Exercise requirements:
Type out every line below exactly as it reads.

(Stored data)
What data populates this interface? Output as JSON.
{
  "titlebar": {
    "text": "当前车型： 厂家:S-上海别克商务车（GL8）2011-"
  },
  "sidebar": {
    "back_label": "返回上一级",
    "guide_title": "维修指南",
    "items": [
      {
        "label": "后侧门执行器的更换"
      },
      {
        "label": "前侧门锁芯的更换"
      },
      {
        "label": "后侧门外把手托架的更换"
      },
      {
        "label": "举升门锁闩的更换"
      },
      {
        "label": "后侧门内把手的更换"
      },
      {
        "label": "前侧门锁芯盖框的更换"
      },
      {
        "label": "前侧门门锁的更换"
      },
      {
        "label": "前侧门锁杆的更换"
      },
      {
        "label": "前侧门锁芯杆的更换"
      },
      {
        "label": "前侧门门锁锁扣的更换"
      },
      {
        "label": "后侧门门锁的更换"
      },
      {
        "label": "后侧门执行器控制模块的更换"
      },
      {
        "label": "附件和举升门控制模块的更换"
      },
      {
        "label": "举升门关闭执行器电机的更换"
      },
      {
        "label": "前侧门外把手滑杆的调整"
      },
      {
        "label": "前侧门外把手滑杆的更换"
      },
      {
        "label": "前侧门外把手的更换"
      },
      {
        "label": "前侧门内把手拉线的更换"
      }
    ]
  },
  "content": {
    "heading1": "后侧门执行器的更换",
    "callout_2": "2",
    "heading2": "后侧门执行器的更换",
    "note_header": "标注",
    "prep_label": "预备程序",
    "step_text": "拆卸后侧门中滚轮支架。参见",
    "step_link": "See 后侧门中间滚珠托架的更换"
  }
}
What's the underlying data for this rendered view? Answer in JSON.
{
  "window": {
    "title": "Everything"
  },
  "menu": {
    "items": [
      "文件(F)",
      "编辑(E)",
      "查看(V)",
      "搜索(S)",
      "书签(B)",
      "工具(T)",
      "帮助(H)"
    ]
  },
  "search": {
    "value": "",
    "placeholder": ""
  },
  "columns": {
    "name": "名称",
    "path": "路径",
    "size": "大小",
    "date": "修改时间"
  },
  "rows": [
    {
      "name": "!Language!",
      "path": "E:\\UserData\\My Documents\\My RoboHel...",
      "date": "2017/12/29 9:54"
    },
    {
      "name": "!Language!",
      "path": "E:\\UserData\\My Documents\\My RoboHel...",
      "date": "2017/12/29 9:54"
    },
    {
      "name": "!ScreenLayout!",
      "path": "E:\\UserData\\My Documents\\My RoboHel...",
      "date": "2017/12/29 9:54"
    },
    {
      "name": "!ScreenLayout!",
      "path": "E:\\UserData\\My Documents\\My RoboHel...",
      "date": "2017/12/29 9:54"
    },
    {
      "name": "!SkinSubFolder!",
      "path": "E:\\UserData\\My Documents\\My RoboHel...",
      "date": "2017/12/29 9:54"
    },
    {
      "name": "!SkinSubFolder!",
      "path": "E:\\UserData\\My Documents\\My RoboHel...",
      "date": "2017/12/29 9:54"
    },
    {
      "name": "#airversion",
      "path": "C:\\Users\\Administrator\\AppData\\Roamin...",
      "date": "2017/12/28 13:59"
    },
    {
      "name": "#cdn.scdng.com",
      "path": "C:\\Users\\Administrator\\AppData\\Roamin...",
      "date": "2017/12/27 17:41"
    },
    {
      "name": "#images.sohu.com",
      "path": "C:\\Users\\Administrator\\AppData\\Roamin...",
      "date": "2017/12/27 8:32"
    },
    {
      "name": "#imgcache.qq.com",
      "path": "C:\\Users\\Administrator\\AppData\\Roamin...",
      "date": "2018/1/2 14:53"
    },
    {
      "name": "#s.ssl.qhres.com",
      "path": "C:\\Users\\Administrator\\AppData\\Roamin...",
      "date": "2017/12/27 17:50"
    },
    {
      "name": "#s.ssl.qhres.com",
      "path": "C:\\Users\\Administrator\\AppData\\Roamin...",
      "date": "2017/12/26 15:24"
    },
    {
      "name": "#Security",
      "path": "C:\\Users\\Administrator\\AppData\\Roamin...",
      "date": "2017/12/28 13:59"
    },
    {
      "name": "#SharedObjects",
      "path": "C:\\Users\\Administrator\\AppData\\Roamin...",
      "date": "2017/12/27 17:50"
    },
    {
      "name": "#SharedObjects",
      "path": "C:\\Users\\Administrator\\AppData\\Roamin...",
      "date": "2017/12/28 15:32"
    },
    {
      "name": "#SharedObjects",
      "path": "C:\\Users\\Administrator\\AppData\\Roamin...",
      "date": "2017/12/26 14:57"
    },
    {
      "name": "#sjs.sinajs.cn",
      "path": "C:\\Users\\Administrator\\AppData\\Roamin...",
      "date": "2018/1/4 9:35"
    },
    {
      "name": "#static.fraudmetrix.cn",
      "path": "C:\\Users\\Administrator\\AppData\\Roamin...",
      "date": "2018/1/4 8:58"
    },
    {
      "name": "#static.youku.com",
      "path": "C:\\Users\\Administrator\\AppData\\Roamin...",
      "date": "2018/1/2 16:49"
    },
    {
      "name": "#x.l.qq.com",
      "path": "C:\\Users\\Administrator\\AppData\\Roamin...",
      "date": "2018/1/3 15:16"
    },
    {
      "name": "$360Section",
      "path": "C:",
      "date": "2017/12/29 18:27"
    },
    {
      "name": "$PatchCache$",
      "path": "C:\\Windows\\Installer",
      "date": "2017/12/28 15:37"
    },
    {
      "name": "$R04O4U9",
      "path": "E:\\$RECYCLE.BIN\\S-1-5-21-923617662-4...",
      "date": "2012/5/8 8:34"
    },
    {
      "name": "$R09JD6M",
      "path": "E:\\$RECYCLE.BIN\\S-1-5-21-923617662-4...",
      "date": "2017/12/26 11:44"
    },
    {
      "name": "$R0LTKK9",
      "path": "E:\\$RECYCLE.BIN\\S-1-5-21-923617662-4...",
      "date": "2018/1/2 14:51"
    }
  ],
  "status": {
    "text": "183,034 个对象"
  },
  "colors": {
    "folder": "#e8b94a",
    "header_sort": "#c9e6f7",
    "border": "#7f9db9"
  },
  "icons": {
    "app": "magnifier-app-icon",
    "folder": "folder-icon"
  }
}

Solution to this exercise:
What data populates this interface? Output as JSON.
{
  "titlebar": {
    "text": "当前车型： 厂家:S-上海别克商务车（GL8）2011-"
  },
  "sidebar": {
    "back_label": "返回上一级",
    "guide_title": "维修指南",
    "items": [
      {
        "label": "后侧门执行器的更换"
      },
      {
        "label": "前侧门锁芯的更换"
      },
      {
        "label": "后侧门外把手托架的更换"
      },
      {
        "label": "举升门锁闩的更换"
      },
      {
        "label": "后侧门内把手的更换"
      },
      {
        "label": "前侧门锁芯盖框的更换"
      },
      {
        "label": "前侧门门锁的更换"
      },
      {
        "label": "前侧门锁杆的更换"
      },
      {
        "label": "前侧门锁芯杆的更换"
      },
      {
        "label": "前侧门门锁锁扣的更换"
      },
      {
        "label": "后侧门门锁的更换"
      },
      {
        "label": "后侧门执行器控制模块的更换"
      },
      {
        "label": "附件和举升门控制模块的更换"
      },
      {
        "label": "举升门关闭执行器电机的更换"
      },
      {
        "label": "前侧门外把手滑杆的调整"
      },
      {
        "label": "前侧门外把手滑杆的更换"
      },
      {
        "label": "前侧门外把手的更换"
      },
      {
        "label": "前侧门内把手拉线的更换"
      }
    ]
  },
  "content": {
    "heading1": "后侧门执行器的更换",
    "callout_2": "2",
    "heading2": "后侧门执行器的更换",
    "note_header": "标注",
    "prep_label": "预备程序",
    "step_text": "拆卸后侧门中滚轮支架。参见",
    "step_link": "See 后侧门中间滚珠托架的更换"
  }
}
What's the underlying data for this rendered view? Answer in JSON.
{
  "window": {
    "title": "Everything"
  },
  "menu": {
    "items": [
      "文件(F)",
      "编辑(E)",
      "查看(V)",
      "搜索(S)",
      "书签(B)",
      "工具(T)",
      "帮助(H)"
    ]
  },
  "search": {
    "value": "",
    "placeholder": ""
  },
  "columns": {
    "name": "名称",
    "path": "路径",
    "size": "大小",
    "date": "修改时间"
  },
  "rows": [
    {
      "name": "!Language!",
      "path": "E:\\UserData\\My Documents\\My RoboHel...",
      "date": "2017/12/29 9:54"
    },
    {
      "name": "!Language!",
      "path": "E:\\UserData\\My Documents\\My RoboHel...",
      "date": "2017/12/29 9:54"
    },
    {
      "name": "!ScreenLayout!",
      "path": "E:\\UserData\\My Documents\\My RoboHel...",
      "date": "2017/12/29 9:54"
    },
    {
      "name": "!ScreenLayout!",
      "path": "E:\\UserData\\My Documents\\My RoboHel...",
      "date": "2017/12/29 9:54"
    },
    {
      "name": "!SkinSubFolder!",
      "path": "E:\\UserData\\My Documents\\My RoboHel...",
      "date": "2017/12/29 9:54"
    },
    {
      "name": "!SkinSubFolder!",
      "path": "E:\\UserData\\My Documents\\My RoboHel...",
      "date": "2017/12/29 9:54"
    },
    {
      "name": "#airversion",
      "path": "C:\\Users\\Administrator\\AppData\\Roamin...",
      "date": "2017/12/28 13:59"
    },
    {
      "name": "#cdn.scdng.com",
      "path": "C:\\Users\\Administrator\\AppData\\Roamin...",
      "date": "2017/12/27 17:41"
    },
    {
      "name": "#images.sohu.com",
      "path": "C:\\Users\\Administrator\\AppData\\Roamin...",
      "date": "2017/12/27 8:32"
    },
    {
      "name": "#imgcache.qq.com",
      "path": "C:\\Users\\Administrator\\AppData\\Roamin...",
      "date": "2018/1/2 14:53"
    },
    {
      "name": "#s.ssl.qhres.com",
      "path": "C:\\Users\\Administrator\\AppData\\Roamin...",
      "date": "2017/12/27 17:50"
    },
    {
      "name": "#s.ssl.qhres.com",
      "path": "C:\\Users\\Administrator\\AppData\\Roamin...",
      "date": "2017/12/26 15:24"
    },
    {
      "name": "#Security",
      "path": "C:\\Users\\Administrator\\AppData\\Roamin...",
      "date": "2017/12/28 13:59"
    },
    {
      "name": "#SharedObjects",
      "path": "C:\\Users\\Administrator\\AppData\\Roamin...",
      "date": "2017/12/27 17:50"
    },
    {
      "name": "#SharedObjects",
      "path": "C:\\Users\\Administrator\\AppData\\Roamin...",
      "date": "2017/12/28 15:32"
    },
    {
      "name": "#SharedObjects",
      "path": "C:\\Users\\Administrator\\AppData\\Roamin...",
      "date": "2017/12/26 14:57"
    },
    {
      "name": "#sjs.sinajs.cn",
      "path": "C:\\Users\\Administrator\\AppData\\Roamin...",
      "date": "2018/1/4 9:35"
    },
    {
      "name": "#static.fraudmetrix.cn",
      "path": "C:\\Users\\Administrator\\AppData\\Roamin...",
      "date": "2018/1/4 8:58"
    },
    {
      "name": "#static.youku.com",
      "path": "C:\\Users\\Administrator\\AppData\\Roamin...",
      "date": "2018/1/2 16:49"
    },
    {
      "name": "#x.l.qq.com",
      "path": "C:\\Users\\Administrator\\AppData\\Roamin...",
      "date": "2018/1/3 15:16"
    },
    {
      "name": "$360Section",
      "path": "C:",
      "date": "2017/12/29 18:27"
    },
    {
      "name": "$PatchCache$",
      "path": "C:\\Windows\\Installer",
      "date": "2017/12/28 15:37"
    },
    {
      "name": "$R04O4U9",
      "path": "E:\\$RECYCLE.BIN\\S-1-5-21-923617662-4...",
      "date": "2012/5/8 8:34"
    },
    {
      "name": "$R09JD6M",
      "path": "E:\\$RECYCLE.BIN\\S-1-5-21-923617662-4...",
      "date": "2017/12/26 11:44"
    },
    {
      "name": "$R0LTKK9",
      "path": "E:\\$RECYCLE.BIN\\S-1-5-21-923617662-4...",
      "date": "2018/1/2 14:51"
    }
  ],
  "status": {
    "text": "183,034 个对象"
  },
  "colors": {
    "folder": "#e8b94a",
    "header_sort": "#c9e6f7",
    "border": "#7f9db9"
  },
  "icons": {
    "app": "magnifier-app-icon",
    "folder": "folder-icon"
  }
}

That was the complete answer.